What you are asked to do: Without including any images, repeat the data exactly.

Records that describe figures:
* Start *
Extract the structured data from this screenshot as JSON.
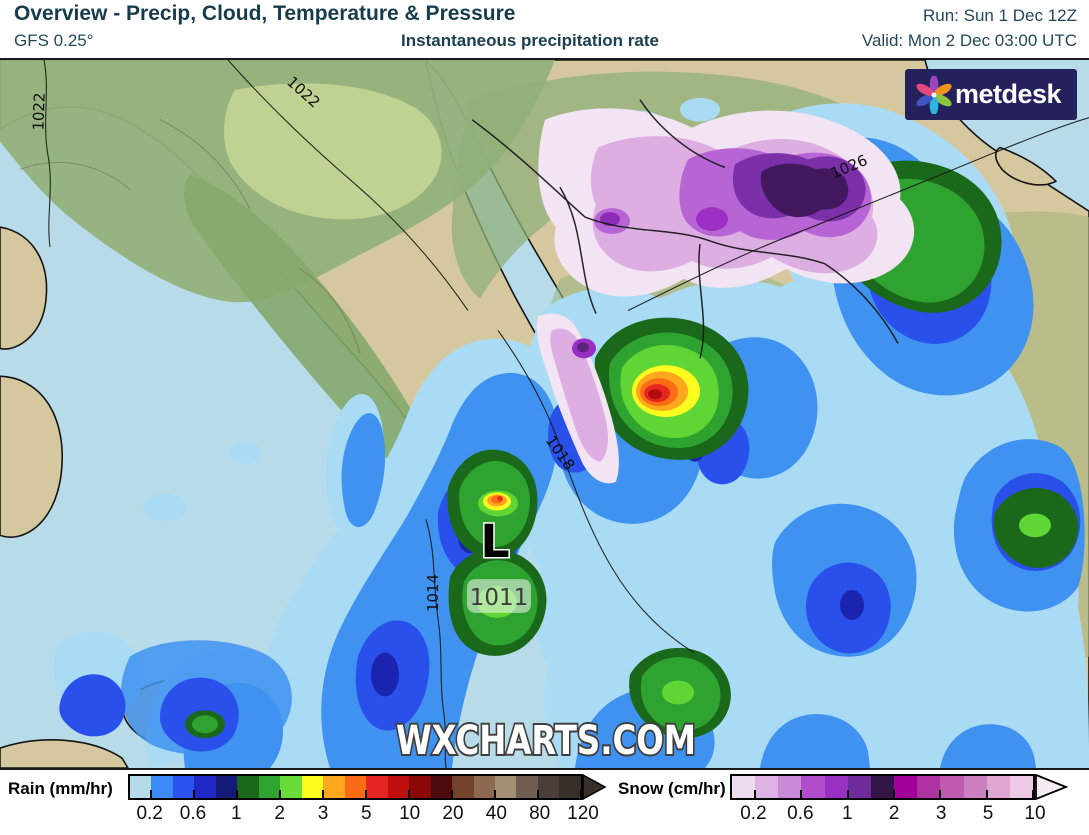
{
  "header": {
    "title": "Overview - Precip, Cloud, Temperature & Pressure",
    "model": "GFS 0.25°",
    "variable": "Instantaneous precipitation rate",
    "run": "Run: Sun 1 Dec 12Z",
    "valid": "Valid: Mon 2 Dec 03:00 UTC"
  },
  "branding": {
    "logo_text": "metdesk",
    "watermark": "WXCHARTS.COM",
    "logo_bg": "#24215c",
    "logo_petal_colors": [
      "#9d44c0",
      "#f0941e",
      "#8cc63f",
      "#2fb4e4",
      "#3c55c0",
      "#e4487e"
    ]
  },
  "map": {
    "low_marker": {
      "symbol": "L",
      "pressure": "1011"
    },
    "isobar_labels": [
      {
        "text": "1022"
      },
      {
        "text": "1022"
      },
      {
        "text": "1026"
      },
      {
        "text": "1018"
      },
      {
        "text": "1014"
      }
    ]
  },
  "legends": {
    "rain": {
      "label": "Rain (mm/hr)",
      "ticks": [
        "0.2",
        "0.6",
        "1",
        "2",
        "3",
        "5",
        "10",
        "20",
        "40",
        "80",
        "120"
      ],
      "segment_colors": [
        "#b6dbe8",
        "#3c8af5",
        "#2a52ef",
        "#2029c8",
        "#141a78",
        "#1a691a",
        "#2fa32f",
        "#68dd3a",
        "#fdfc1f",
        "#ffa81e",
        "#fb6c14",
        "#e62621",
        "#c00d0d",
        "#8c0707",
        "#4e0b0b",
        "#74412b",
        "#8d6952",
        "#a38f74",
        "#6f5d50",
        "#4a3e38",
        "#382f2b"
      ],
      "arrow_color": "#382f2b"
    },
    "snow": {
      "label": "Snow (cm/hr)",
      "ticks": [
        "0.2",
        "0.6",
        "1",
        "2",
        "3",
        "5",
        "10"
      ],
      "segment_colors": [
        "#eedcee",
        "#dcb3e4",
        "#c98ad8",
        "#b14ccc",
        "#9a30c2",
        "#6f2a9c",
        "#321546",
        "#a3009a",
        "#ad33a0",
        "#bf5cb2",
        "#cc80c0",
        "#dfa6d2",
        "#eec9e4"
      ],
      "arrow_color": "#f6ecf4"
    }
  },
  "colors": {
    "header_text": "#1c4050",
    "sea": "#b7dbe9",
    "land": "#d6c89e"
  }
}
* End *
Solution for this problem:
Extract the structured data from this screenshot as JSON.
{
  "header": {
    "title": "Overview - Precip, Cloud, Temperature & Pressure",
    "model": "GFS 0.25°",
    "variable": "Instantaneous precipitation rate",
    "run": "Run: Sun 1 Dec 12Z",
    "valid": "Valid: Mon 2 Dec 03:00 UTC"
  },
  "branding": {
    "logo_text": "metdesk",
    "watermark": "WXCHARTS.COM",
    "logo_bg": "#24215c",
    "logo_petal_colors": [
      "#9d44c0",
      "#f0941e",
      "#8cc63f",
      "#2fb4e4",
      "#3c55c0",
      "#e4487e"
    ]
  },
  "map": {
    "low_marker": {
      "symbol": "L",
      "pressure": "1011"
    },
    "isobar_labels": [
      {
        "text": "1022"
      },
      {
        "text": "1022"
      },
      {
        "text": "1026"
      },
      {
        "text": "1018"
      },
      {
        "text": "1014"
      }
    ]
  },
  "legends": {
    "rain": {
      "label": "Rain (mm/hr)",
      "ticks": [
        "0.2",
        "0.6",
        "1",
        "2",
        "3",
        "5",
        "10",
        "20",
        "40",
        "80",
        "120"
      ],
      "segment_colors": [
        "#b6dbe8",
        "#3c8af5",
        "#2a52ef",
        "#2029c8",
        "#141a78",
        "#1a691a",
        "#2fa32f",
        "#68dd3a",
        "#fdfc1f",
        "#ffa81e",
        "#fb6c14",
        "#e62621",
        "#c00d0d",
        "#8c0707",
        "#4e0b0b",
        "#74412b",
        "#8d6952",
        "#a38f74",
        "#6f5d50",
        "#4a3e38",
        "#382f2b"
      ],
      "arrow_color": "#382f2b"
    },
    "snow": {
      "label": "Snow (cm/hr)",
      "ticks": [
        "0.2",
        "0.6",
        "1",
        "2",
        "3",
        "5",
        "10"
      ],
      "segment_colors": [
        "#eedcee",
        "#dcb3e4",
        "#c98ad8",
        "#b14ccc",
        "#9a30c2",
        "#6f2a9c",
        "#321546",
        "#a3009a",
        "#ad33a0",
        "#bf5cb2",
        "#cc80c0",
        "#dfa6d2",
        "#eec9e4"
      ],
      "arrow_color": "#f6ecf4"
    }
  },
  "colors": {
    "header_text": "#1c4050",
    "sea": "#b7dbe9",
    "land": "#d6c89e"
  }
}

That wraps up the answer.